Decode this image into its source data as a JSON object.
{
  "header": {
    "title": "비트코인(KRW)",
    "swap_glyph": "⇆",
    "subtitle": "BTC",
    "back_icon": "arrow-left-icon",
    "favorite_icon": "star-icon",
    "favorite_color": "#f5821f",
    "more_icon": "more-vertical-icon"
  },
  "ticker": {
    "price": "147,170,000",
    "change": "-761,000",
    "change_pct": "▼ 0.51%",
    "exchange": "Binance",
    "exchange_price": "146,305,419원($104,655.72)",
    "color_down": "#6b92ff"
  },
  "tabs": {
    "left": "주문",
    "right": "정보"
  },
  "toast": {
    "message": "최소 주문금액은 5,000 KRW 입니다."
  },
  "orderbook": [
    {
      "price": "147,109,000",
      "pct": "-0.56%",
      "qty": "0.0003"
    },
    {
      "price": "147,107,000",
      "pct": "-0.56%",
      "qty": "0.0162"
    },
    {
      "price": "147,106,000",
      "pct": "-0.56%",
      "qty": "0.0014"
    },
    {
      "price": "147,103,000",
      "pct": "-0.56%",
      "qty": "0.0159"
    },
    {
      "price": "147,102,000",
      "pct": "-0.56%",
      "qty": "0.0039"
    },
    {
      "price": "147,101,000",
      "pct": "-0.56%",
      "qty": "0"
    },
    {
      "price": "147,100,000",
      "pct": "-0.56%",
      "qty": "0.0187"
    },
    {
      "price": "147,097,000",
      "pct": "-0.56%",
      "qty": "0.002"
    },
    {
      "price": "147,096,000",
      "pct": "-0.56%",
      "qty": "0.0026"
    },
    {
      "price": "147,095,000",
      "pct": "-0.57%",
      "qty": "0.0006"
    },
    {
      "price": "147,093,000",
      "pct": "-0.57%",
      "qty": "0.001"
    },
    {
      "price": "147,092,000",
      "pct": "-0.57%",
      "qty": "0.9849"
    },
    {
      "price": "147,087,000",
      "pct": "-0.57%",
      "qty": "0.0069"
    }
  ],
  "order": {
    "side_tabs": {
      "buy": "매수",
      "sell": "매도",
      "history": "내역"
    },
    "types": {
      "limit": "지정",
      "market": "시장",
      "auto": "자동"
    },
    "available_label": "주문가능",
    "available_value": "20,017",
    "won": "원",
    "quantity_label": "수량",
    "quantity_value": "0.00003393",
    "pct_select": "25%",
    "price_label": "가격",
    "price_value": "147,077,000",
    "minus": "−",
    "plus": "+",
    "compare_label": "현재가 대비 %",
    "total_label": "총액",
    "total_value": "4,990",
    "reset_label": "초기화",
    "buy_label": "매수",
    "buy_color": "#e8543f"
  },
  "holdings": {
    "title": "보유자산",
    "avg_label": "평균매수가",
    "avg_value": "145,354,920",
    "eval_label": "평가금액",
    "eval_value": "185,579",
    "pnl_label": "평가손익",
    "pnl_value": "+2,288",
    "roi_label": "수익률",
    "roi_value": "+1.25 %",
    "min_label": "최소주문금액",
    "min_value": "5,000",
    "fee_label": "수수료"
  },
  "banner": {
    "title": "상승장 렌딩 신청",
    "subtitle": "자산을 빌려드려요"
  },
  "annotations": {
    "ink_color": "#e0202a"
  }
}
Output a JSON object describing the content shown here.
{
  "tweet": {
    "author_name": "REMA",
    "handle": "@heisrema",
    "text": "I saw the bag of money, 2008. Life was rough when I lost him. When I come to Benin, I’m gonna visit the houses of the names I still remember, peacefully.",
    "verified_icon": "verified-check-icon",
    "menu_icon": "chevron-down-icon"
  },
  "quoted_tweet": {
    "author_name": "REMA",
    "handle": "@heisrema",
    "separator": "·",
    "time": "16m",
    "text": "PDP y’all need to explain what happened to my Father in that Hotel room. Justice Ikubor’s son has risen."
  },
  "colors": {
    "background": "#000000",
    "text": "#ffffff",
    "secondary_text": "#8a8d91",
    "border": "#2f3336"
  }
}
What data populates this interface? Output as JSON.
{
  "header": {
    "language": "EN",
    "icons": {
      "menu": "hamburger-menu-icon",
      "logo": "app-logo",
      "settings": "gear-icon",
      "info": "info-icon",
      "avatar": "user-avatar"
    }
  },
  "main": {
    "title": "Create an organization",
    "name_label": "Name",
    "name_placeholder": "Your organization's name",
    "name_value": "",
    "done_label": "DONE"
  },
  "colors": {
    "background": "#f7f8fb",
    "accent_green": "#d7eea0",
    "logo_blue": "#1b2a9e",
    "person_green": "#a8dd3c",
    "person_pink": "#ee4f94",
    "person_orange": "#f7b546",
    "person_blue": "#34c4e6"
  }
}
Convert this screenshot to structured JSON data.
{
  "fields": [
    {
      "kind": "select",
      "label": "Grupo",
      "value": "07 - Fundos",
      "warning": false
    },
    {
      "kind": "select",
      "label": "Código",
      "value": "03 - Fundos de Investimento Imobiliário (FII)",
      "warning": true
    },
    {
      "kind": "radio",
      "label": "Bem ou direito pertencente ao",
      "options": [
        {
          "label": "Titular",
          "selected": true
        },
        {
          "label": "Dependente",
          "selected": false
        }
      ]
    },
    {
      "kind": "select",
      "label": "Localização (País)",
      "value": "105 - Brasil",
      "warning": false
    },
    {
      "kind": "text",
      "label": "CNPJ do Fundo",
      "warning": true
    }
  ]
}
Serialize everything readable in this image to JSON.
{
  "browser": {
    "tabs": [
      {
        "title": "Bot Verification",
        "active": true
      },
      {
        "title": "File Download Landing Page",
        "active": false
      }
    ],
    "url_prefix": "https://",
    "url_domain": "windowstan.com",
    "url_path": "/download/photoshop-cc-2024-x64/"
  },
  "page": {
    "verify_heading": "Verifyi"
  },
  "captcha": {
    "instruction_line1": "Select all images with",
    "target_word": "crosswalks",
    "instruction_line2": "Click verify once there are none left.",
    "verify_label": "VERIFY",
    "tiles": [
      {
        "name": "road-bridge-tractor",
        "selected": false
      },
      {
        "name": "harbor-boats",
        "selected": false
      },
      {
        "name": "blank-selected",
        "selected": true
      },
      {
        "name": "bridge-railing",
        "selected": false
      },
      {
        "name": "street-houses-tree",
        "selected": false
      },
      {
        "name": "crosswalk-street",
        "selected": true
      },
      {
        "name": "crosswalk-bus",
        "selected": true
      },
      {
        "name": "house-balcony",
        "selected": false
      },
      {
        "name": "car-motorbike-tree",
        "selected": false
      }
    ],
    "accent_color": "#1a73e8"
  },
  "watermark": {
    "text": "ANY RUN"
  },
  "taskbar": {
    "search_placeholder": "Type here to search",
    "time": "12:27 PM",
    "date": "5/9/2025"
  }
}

_YOUR OBJECTIVE_. Reproduce each record exactly, leaving nothing out.

_COMPLETED EXERCISE_.
Decode this image into its source data as a JSON object.
{
  "header": {
    "title": "비트코인(KRW)",
    "swap_glyph": "⇆",
    "subtitle": "BTC",
    "back_icon": "arrow-left-icon",
    "favorite_icon": "star-icon",
    "favorite_color": "#f5821f",
    "more_icon": "more-vertical-icon"
  },
  "ticker": {
    "price": "147,170,000",
    "change": "-761,000",
    "change_pct": "▼ 0.51%",
    "exchange": "Binance",
    "exchange_price": "146,305,419원($104,655.72)",
    "color_down": "#6b92ff"
  },
  "tabs": {
    "left": "주문",
    "right": "정보"
  },
  "toast": {
    "message": "최소 주문금액은 5,000 KRW 입니다."
  },
  "orderbook": [
    {
      "price": "147,109,000",
      "pct": "-0.56%",
      "qty": "0.0003"
    },
    {
      "price": "147,107,000",
      "pct": "-0.56%",
      "qty": "0.0162"
    },
    {
      "price": "147,106,000",
      "pct": "-0.56%",
      "qty": "0.0014"
    },
    {
      "price": "147,103,000",
      "pct": "-0.56%",
      "qty": "0.0159"
    },
    {
      "price": "147,102,000",
      "pct": "-0.56%",
      "qty": "0.0039"
    },
    {
      "price": "147,101,000",
      "pct": "-0.56%",
      "qty": "0"
    },
    {
      "price": "147,100,000",
      "pct": "-0.56%",
      "qty": "0.0187"
    },
    {
      "price": "147,097,000",
      "pct": "-0.56%",
      "qty": "0.002"
    },
    {
      "price": "147,096,000",
      "pct": "-0.56%",
      "qty": "0.0026"
    },
    {
      "price": "147,095,000",
      "pct": "-0.57%",
      "qty": "0.0006"
    },
    {
      "price": "147,093,000",
      "pct": "-0.57%",
      "qty": "0.001"
    },
    {
      "price": "147,092,000",
      "pct": "-0.57%",
      "qty": "0.9849"
    },
    {
      "price": "147,087,000",
      "pct": "-0.57%",
      "qty": "0.0069"
    }
  ],
  "order": {
    "side_tabs": {
      "buy": "매수",
      "sell": "매도",
      "history": "내역"
    },
    "types": {
      "limit": "지정",
      "market": "시장",
      "auto": "자동"
    },
    "available_label": "주문가능",
    "available_value": "20,017",
    "won": "원",
    "quantity_label": "수량",
    "quantity_value": "0.00003393",
    "pct_select": "25%",
    "price_label": "가격",
    "price_value": "147,077,000",
    "minus": "−",
    "plus": "+",
    "compare_label": "현재가 대비 %",
    "total_label": "총액",
    "total_value": "4,990",
    "reset_label": "초기화",
    "buy_label": "매수",
    "buy_color": "#e8543f"
  },
  "holdings": {
    "title": "보유자산",
    "avg_label": "평균매수가",
    "avg_value": "145,354,920",
    "eval_label": "평가금액",
    "eval_value": "185,579",
    "pnl_label": "평가손익",
    "pnl_value": "+2,288",
    "roi_label": "수익률",
    "roi_value": "+1.25 %",
    "min_label": "최소주문금액",
    "min_value": "5,000",
    "fee_label": "수수료"
  },
  "banner": {
    "title": "상승장 렌딩 신청",
    "subtitle": "자산을 빌려드려요"
  },
  "annotations": {
    "ink_color": "#e0202a"
  }
}
Output a JSON object describing the content shown here.
{
  "tweet": {
    "author_name": "REMA",
    "handle": "@heisrema",
    "text": "I saw the bag of money, 2008. Life was rough when I lost him. When I come to Benin, I’m gonna visit the houses of the names I still remember, peacefully.",
    "verified_icon": "verified-check-icon",
    "menu_icon": "chevron-down-icon"
  },
  "quoted_tweet": {
    "author_name": "REMA",
    "handle": "@heisrema",
    "separator": "·",
    "time": "16m",
    "text": "PDP y’all need to explain what happened to my Father in that Hotel room. Justice Ikubor’s son has risen."
  },
  "colors": {
    "background": "#000000",
    "text": "#ffffff",
    "secondary_text": "#8a8d91",
    "border": "#2f3336"
  }
}
What data populates this interface? Output as JSON.
{
  "header": {
    "language": "EN",
    "icons": {
      "menu": "hamburger-menu-icon",
      "logo": "app-logo",
      "settings": "gear-icon",
      "info": "info-icon",
      "avatar": "user-avatar"
    }
  },
  "main": {
    "title": "Create an organization",
    "name_label": "Name",
    "name_placeholder": "Your organization's name",
    "name_value": "",
    "done_label": "DONE"
  },
  "colors": {
    "background": "#f7f8fb",
    "accent_green": "#d7eea0",
    "logo_blue": "#1b2a9e",
    "person_green": "#a8dd3c",
    "person_pink": "#ee4f94",
    "person_orange": "#f7b546",
    "person_blue": "#34c4e6"
  }
}
Convert this screenshot to structured JSON data.
{
  "fields": [
    {
      "kind": "select",
      "label": "Grupo",
      "value": "07 - Fundos",
      "warning": false
    },
    {
      "kind": "select",
      "label": "Código",
      "value": "03 - Fundos de Investimento Imobiliário (FII)",
      "warning": true
    },
    {
      "kind": "radio",
      "label": "Bem ou direito pertencente ao",
      "options": [
        {
          "label": "Titular",
          "selected": true
        },
        {
          "label": "Dependente",
          "selected": false
        }
      ]
    },
    {
      "kind": "select",
      "label": "Localização (País)",
      "value": "105 - Brasil",
      "warning": false
    },
    {
      "kind": "text",
      "label": "CNPJ do Fundo",
      "warning": true
    }
  ]
}
Serialize everything readable in this image to JSON.
{
  "browser": {
    "tabs": [
      {
        "title": "Bot Verification",
        "active": true
      },
      {
        "title": "File Download Landing Page",
        "active": false
      }
    ],
    "url_prefix": "https://",
    "url_domain": "windowstan.com",
    "url_path": "/download/photoshop-cc-2024-x64/"
  },
  "page": {
    "verify_heading": "Verifyi"
  },
  "captcha": {
    "instruction_line1": "Select all images with",
    "target_word": "crosswalks",
    "instruction_line2": "Click verify once there are none left.",
    "verify_label": "VERIFY",
    "tiles": [
      {
        "name": "road-bridge-tractor",
        "selected": false
      },
      {
        "name": "harbor-boats",
        "selected": false
      },
      {
        "name": "blank-selected",
        "selected": true
      },
      {
        "name": "bridge-railing",
        "selected": false
      },
      {
        "name": "street-houses-tree",
        "selected": false
      },
      {
        "name": "crosswalk-street",
        "selected": true
      },
      {
        "name": "crosswalk-bus",
        "selected": true
      },
      {
        "name": "house-balcony",
        "selected": false
      },
      {
        "name": "car-motorbike-tree",
        "selected": false
      }
    ],
    "accent_color": "#1a73e8"
  },
  "watermark": {
    "text": "ANY RUN"
  },
  "taskbar": {
    "search_placeholder": "Type here to search",
    "time": "12:27 PM",
    "date": "5/9/2025"
  }
}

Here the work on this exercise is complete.